Read the records and gather each line that includes "isnan".

* Exercise data:
━━━━━━━━━━━━━━━━
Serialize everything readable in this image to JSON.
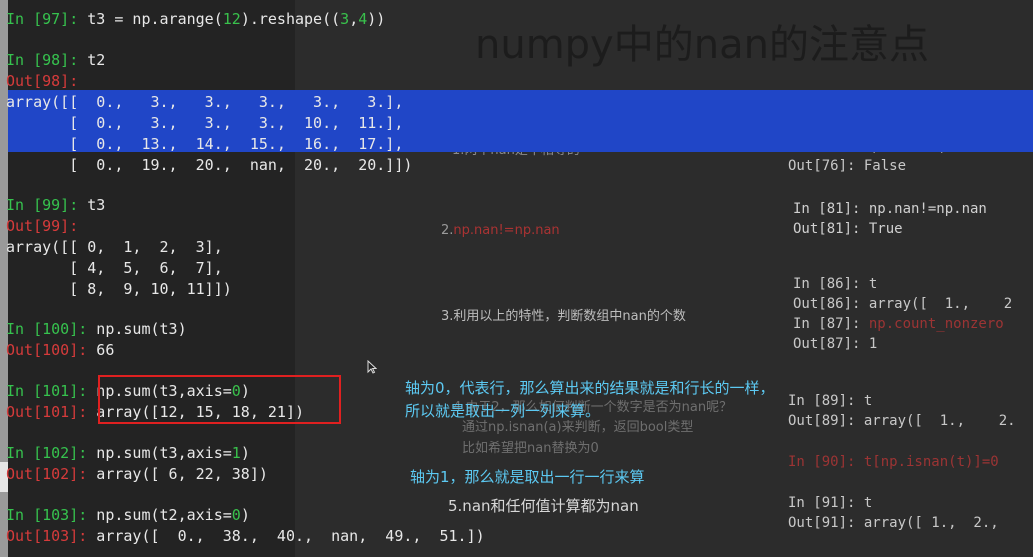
{
  "slide": {
    "title": "numpy中的nan的注意点",
    "points": {
      "p1": "1.两个nan是不相等的",
      "p2_num": "2.",
      "p2_code": "np.nan!=np.nan",
      "p3": "3.利用以上的特性，判断数组中nan的个数",
      "p4a": "4.由于2，那么如何判断一个数字是否为nan呢？",
      "p4b": "通过np.isnan(a)来判断，返回bool类型",
      "p4c": "比如希望把nan替换为0",
      "p5": "5.nan和任何值计算都为nan"
    },
    "right_code": {
      "l1": "In [76]: np.nan==np.nan",
      "l2": "Out[76]: False",
      "l3": "In [81]: np.nan!=np.nan",
      "l4": "Out[81]: True",
      "l5": "In [86]: t",
      "l6": "Out[86]: array([  1.,    2",
      "l7a": "In [87]: ",
      "l7b": "np.count_nonzero",
      "l8": "Out[87]: 1",
      "l9": "In [89]: t",
      "l10": "Out[89]: array([  1.,    2.",
      "l11": "In [90]: t[np.isnan(t)]=0",
      "l12": "In [91]: t",
      "l13": "Out[91]: array([ 1.,  2.,"
    }
  },
  "notebook": {
    "c97": {
      "prompt": "In [97]:",
      "code_a": " t3 = np.arange(",
      "n1": "12",
      "code_b": ").reshape((",
      "n2": "3",
      "code_c": ",",
      "n3": "4",
      "code_d": "))"
    },
    "c98": {
      "prompt": "In [98]:",
      "code": " t2",
      "out": "Out[98]:",
      "rows": [
        "array([[  0.,   3.,   3.,   3.,   3.,   3.],",
        "       [  0.,   3.,   3.,   3.,  10.,  11.],",
        "       [  0.,  13.,  14.,  15.,  16.,  17.],",
        "       [  0.,  19.,  20.,  nan,  20.,  20.]])"
      ]
    },
    "c99": {
      "prompt": "In [99]:",
      "code": " t3",
      "out": "Out[99]:",
      "rows": [
        "array([[ 0,  1,  2,  3],",
        "       [ 4,  5,  6,  7],",
        "       [ 8,  9, 10, 11]])"
      ]
    },
    "c100": {
      "prompt": "In [100]:",
      "code": " np.sum(t3)",
      "out": "Out[100]:",
      "result": " 66"
    },
    "c101": {
      "prompt": "In [101]:",
      "code_a": " np.sum(t3,axis=",
      "n": "0",
      "code_b": ")",
      "out": "Out[101]:",
      "result": " array([12, 15, 18, 21])"
    },
    "c102": {
      "prompt": "In [102]:",
      "code_a": " np.sum(t3,axis=",
      "n": "1",
      "code_b": ")",
      "out": "Out[102]:",
      "result": " array([ 6, 22, 38])"
    },
    "c103": {
      "prompt": "In [103]:",
      "code_a": " np.sum(t2,axis=",
      "n": "0",
      "code_b": ")",
      "out": "Out[103]:",
      "result": " array([  0.,  38.,  40.,  nan,  49.,  51.])"
    }
  },
  "annotations": {
    "axis0_line1": "轴为0，代表行，那么算出来的结果就是和行长的一样，",
    "axis0_line2": "所以就是取出一列一列来算。",
    "axis1": "轴为1，那么就是取出一行一行来算"
  },
  "colors": {
    "prompt_in": "#36c24e",
    "prompt_out": "#d63b3b",
    "highlight": "#2046c7",
    "note": "#5cc9f2",
    "redbox": "#e02020"
  }
}
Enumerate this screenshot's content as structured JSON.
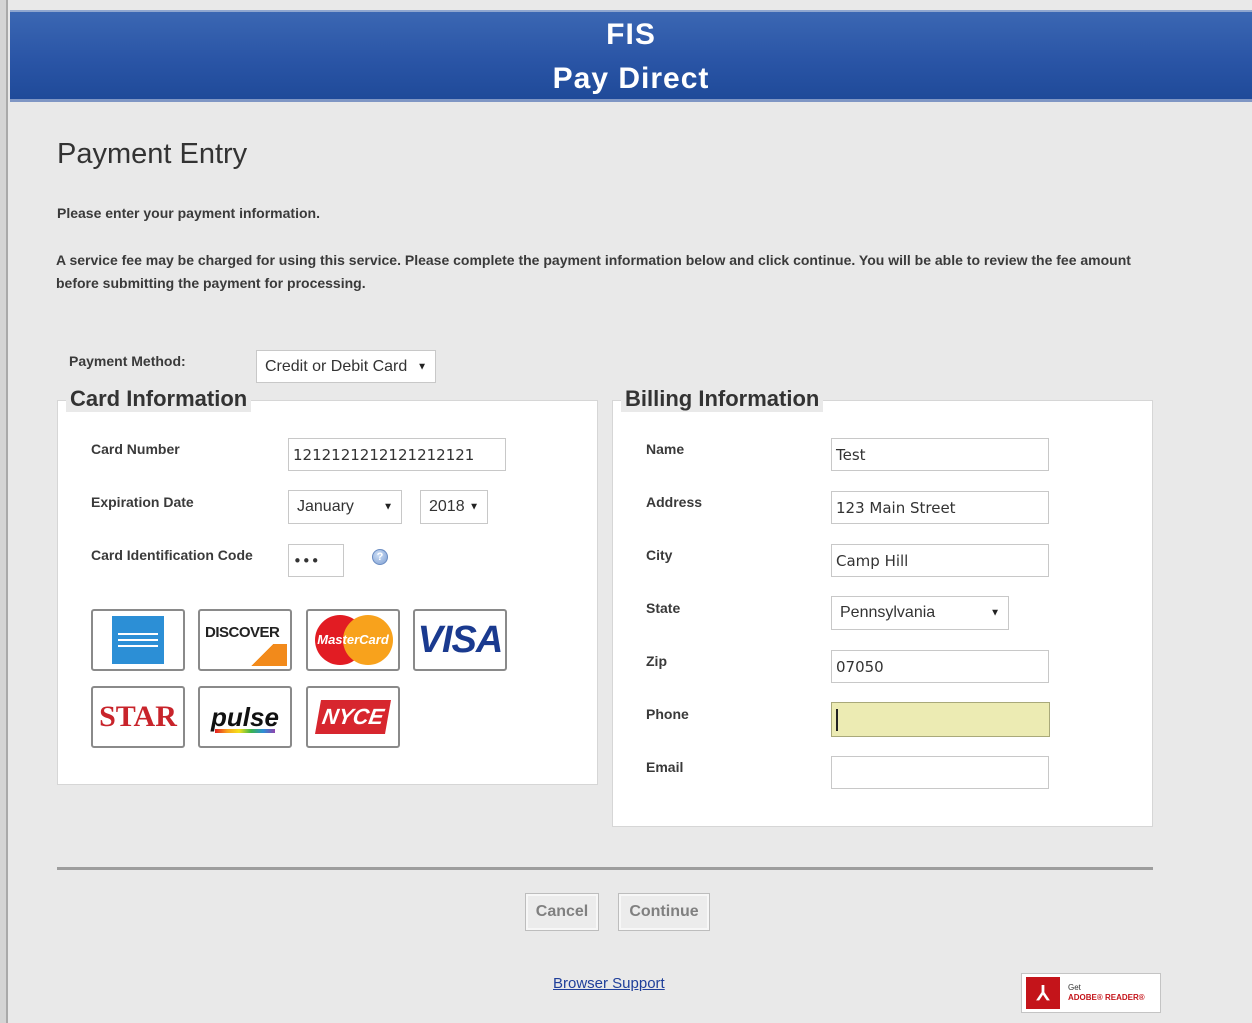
{
  "header": {
    "line1": "FIS",
    "line2": "Pay Direct"
  },
  "page": {
    "title": "Payment Entry",
    "intro": "Please enter your payment information.",
    "fee_notice": "A service fee may be charged for using this service. Please complete the payment information below and click continue. You will be able to review the fee amount before submitting the payment for processing."
  },
  "payment_method": {
    "label": "Payment Method:",
    "value": "Credit or Debit Card"
  },
  "card": {
    "title": "Card Information",
    "number_label": "Card Number",
    "number_value": "1212121212121212121",
    "expiration_label": "Expiration Date",
    "exp_month": "January",
    "exp_year": "2018",
    "cid_label": "Card Identification Code",
    "cid_value": "•••",
    "help_icon": "help-icon",
    "logos": {
      "discover": "DISCOVER",
      "mastercard": "MasterCard",
      "visa": "VISA",
      "star": "STAR",
      "pulse": "pulse",
      "nyce": "NYCE"
    }
  },
  "billing": {
    "title": "Billing Information",
    "name_label": "Name",
    "name_value": "Test",
    "address_label": "Address",
    "address_value": "123 Main Street",
    "city_label": "City",
    "city_value": "Camp Hill",
    "state_label": "State",
    "state_value": "Pennsylvania",
    "zip_label": "Zip",
    "zip_value": "07050",
    "phone_label": "Phone",
    "phone_value": "",
    "email_label": "Email",
    "email_value": ""
  },
  "buttons": {
    "cancel": "Cancel",
    "continue": "Continue"
  },
  "footer": {
    "browser_support": "Browser Support",
    "adobe_line1": "Get",
    "adobe_line2": "ADOBE® READER®"
  },
  "colors": {
    "header_blue": "#2a55a6",
    "focused_field": "#ecebb3",
    "link": "#1f3f9a"
  }
}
━━━━━━━━━━━━━━━━
* The response:
      "p4b": "通过np.isnan(a)来判断，返回bool类型",
      "l11": "In [90]: t[np.isnan(t)]=0",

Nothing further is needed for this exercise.